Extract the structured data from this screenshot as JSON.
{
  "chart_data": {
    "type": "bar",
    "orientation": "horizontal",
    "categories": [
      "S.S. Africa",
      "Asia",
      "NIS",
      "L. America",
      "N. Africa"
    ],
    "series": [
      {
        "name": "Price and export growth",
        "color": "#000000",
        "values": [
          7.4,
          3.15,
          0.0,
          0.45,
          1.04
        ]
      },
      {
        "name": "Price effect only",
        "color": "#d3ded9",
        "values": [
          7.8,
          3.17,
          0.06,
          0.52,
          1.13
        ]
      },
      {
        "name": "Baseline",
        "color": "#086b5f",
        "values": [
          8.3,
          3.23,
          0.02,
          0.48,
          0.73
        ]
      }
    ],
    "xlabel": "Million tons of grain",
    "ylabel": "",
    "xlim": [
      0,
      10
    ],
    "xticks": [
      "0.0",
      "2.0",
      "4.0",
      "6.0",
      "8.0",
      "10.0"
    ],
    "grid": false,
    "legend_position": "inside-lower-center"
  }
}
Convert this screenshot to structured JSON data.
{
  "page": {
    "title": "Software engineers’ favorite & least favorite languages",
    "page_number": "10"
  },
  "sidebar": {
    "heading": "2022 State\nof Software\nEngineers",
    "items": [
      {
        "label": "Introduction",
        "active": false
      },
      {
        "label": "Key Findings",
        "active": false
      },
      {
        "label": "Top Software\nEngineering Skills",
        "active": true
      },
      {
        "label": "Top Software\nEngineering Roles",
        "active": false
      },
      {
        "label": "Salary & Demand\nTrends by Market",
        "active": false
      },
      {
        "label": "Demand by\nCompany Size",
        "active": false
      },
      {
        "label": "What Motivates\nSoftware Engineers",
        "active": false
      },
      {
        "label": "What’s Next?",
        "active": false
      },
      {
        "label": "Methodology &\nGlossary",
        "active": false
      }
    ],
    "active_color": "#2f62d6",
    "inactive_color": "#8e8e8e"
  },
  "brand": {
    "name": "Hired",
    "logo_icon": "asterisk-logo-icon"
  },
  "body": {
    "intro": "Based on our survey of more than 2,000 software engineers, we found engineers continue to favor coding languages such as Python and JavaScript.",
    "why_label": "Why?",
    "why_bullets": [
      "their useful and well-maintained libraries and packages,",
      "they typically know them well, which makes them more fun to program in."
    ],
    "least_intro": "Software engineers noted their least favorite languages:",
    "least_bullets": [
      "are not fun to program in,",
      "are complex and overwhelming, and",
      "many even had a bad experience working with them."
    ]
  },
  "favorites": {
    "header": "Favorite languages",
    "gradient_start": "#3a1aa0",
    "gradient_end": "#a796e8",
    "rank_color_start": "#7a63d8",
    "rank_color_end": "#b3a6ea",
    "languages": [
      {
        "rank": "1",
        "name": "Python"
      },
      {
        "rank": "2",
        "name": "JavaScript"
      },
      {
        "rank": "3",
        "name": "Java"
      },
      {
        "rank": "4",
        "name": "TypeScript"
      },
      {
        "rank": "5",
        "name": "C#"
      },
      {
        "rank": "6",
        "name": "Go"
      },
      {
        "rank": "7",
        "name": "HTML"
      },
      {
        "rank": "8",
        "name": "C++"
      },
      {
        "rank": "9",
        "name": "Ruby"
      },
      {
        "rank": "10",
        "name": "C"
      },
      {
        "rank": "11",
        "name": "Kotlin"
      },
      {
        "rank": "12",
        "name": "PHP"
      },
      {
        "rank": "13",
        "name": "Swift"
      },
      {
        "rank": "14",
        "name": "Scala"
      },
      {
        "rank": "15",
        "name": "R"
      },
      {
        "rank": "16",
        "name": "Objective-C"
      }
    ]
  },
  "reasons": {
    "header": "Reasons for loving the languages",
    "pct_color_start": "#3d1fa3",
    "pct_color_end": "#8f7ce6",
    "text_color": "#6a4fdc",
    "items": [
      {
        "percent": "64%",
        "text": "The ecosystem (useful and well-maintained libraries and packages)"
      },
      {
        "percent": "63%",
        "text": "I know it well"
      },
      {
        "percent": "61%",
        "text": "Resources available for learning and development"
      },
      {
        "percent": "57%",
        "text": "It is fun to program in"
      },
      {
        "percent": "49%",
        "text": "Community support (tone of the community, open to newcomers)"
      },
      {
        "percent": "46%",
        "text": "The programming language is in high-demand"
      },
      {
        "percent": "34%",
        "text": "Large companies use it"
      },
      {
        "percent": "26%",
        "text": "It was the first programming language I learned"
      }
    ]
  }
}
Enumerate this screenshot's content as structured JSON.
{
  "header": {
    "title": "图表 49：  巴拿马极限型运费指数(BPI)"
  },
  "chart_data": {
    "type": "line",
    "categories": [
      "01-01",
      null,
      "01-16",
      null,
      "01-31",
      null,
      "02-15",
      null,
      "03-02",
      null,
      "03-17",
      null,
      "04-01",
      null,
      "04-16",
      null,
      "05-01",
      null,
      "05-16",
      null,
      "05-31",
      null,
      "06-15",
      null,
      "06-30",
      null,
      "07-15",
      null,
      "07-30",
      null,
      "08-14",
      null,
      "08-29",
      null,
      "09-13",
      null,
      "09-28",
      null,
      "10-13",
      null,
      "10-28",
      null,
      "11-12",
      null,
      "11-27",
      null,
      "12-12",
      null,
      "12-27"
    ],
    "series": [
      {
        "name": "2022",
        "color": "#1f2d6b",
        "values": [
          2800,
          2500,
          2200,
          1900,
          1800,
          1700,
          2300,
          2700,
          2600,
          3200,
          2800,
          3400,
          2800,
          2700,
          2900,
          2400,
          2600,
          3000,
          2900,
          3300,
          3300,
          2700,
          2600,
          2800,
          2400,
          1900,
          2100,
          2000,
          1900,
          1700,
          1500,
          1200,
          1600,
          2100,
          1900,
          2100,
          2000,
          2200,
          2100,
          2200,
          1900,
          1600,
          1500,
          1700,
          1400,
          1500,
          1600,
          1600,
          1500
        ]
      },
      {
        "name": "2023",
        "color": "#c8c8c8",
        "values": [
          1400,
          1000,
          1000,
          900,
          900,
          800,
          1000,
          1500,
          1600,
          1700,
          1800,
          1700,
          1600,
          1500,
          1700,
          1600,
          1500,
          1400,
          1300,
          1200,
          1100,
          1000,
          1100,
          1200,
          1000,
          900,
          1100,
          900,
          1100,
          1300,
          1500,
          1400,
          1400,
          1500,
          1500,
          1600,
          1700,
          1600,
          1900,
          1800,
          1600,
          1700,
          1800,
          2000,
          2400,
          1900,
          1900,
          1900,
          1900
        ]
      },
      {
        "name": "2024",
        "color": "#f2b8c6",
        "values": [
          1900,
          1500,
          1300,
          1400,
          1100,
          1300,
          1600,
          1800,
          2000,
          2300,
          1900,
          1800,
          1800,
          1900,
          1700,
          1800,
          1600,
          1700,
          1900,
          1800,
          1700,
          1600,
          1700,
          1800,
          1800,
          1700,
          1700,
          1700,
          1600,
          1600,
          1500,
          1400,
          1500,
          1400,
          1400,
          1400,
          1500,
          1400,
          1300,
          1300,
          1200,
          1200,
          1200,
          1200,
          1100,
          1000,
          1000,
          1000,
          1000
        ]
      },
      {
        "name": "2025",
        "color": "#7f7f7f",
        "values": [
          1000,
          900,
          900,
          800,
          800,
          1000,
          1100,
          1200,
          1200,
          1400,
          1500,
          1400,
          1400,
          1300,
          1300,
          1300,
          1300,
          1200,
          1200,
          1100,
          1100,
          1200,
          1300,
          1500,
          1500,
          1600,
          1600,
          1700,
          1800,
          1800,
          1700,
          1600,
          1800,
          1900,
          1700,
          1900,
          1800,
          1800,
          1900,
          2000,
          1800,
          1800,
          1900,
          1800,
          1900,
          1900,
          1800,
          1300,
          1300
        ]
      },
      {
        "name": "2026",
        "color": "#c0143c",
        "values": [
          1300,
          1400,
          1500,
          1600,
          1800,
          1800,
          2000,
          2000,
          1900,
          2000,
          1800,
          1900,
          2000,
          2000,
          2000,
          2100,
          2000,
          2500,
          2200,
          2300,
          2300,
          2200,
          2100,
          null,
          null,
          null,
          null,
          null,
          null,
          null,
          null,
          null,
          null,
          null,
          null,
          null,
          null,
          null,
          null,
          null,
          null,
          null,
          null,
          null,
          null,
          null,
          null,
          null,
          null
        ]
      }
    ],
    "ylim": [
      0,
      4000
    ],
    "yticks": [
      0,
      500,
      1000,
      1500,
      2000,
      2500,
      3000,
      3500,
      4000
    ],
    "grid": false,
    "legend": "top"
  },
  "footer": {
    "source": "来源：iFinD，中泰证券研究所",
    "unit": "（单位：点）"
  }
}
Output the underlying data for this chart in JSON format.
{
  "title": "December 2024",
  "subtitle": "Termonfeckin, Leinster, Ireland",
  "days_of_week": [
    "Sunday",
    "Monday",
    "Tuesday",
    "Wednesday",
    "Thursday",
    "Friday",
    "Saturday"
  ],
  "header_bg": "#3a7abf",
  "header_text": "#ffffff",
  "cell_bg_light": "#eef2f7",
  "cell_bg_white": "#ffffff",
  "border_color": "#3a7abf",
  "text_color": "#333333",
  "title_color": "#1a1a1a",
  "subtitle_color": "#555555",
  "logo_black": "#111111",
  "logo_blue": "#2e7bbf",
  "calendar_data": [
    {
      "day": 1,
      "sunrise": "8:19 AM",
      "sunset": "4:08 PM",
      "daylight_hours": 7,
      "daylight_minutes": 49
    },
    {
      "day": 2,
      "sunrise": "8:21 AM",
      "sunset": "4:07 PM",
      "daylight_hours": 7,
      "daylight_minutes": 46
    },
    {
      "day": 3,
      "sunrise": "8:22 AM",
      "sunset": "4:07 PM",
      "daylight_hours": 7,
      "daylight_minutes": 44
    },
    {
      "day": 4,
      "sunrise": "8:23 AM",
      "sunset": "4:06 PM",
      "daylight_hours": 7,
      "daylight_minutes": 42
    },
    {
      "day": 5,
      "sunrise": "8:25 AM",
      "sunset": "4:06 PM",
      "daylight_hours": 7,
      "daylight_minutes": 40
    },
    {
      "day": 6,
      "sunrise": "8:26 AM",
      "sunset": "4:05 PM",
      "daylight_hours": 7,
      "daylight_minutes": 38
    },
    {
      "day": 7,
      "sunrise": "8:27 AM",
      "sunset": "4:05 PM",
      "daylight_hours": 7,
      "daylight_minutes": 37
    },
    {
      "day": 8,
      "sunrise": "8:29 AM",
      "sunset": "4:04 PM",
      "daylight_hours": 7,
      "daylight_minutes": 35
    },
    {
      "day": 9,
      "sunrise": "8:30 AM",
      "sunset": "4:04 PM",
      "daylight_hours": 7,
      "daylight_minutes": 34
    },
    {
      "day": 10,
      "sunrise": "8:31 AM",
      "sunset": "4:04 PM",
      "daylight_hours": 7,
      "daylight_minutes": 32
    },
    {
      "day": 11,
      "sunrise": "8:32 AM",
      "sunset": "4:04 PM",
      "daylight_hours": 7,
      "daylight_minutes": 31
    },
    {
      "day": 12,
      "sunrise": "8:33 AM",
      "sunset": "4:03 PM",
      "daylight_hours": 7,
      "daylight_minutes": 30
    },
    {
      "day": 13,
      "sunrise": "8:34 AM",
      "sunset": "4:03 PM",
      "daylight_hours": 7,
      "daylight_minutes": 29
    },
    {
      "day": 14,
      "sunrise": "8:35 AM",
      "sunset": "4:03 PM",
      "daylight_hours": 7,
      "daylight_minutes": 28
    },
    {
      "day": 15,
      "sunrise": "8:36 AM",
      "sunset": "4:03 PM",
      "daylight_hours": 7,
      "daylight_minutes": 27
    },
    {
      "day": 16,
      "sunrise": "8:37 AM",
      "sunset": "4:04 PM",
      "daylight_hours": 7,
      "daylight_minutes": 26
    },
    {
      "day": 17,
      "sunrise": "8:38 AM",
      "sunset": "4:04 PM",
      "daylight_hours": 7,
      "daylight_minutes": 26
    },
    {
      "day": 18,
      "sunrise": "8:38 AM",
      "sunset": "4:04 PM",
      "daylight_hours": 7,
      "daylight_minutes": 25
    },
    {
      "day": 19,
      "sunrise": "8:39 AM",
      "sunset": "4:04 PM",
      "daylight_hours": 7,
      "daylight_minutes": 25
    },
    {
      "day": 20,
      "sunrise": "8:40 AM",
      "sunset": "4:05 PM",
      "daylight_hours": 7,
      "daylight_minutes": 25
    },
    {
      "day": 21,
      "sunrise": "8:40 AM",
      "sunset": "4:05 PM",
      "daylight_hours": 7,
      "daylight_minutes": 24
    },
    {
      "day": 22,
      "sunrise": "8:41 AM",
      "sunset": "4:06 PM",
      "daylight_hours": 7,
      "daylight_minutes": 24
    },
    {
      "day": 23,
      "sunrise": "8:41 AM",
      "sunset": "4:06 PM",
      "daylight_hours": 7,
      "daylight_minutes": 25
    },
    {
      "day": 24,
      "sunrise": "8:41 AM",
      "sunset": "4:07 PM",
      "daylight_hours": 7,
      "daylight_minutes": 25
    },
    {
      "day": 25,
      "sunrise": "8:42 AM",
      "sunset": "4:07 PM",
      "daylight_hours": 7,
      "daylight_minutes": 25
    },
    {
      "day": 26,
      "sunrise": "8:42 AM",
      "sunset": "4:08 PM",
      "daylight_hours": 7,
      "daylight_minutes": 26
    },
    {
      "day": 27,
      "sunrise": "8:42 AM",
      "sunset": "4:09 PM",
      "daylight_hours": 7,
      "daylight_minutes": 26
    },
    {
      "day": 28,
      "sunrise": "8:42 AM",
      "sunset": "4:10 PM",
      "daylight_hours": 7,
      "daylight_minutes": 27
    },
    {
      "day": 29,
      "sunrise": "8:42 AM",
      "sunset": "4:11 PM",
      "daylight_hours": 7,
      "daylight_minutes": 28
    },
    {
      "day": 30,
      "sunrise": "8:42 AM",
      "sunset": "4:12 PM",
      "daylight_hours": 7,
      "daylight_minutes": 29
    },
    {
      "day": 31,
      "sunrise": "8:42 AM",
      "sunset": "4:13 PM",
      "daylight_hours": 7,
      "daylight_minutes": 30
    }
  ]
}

◆ ◆ ◆ ◆ ◆ ◆ ◆

#### Given exercise
Copy all lines from the material that include "know".

#### Exercise answer
      "they typically know them well, which makes them more fun to program in."
        "text": "I know it well"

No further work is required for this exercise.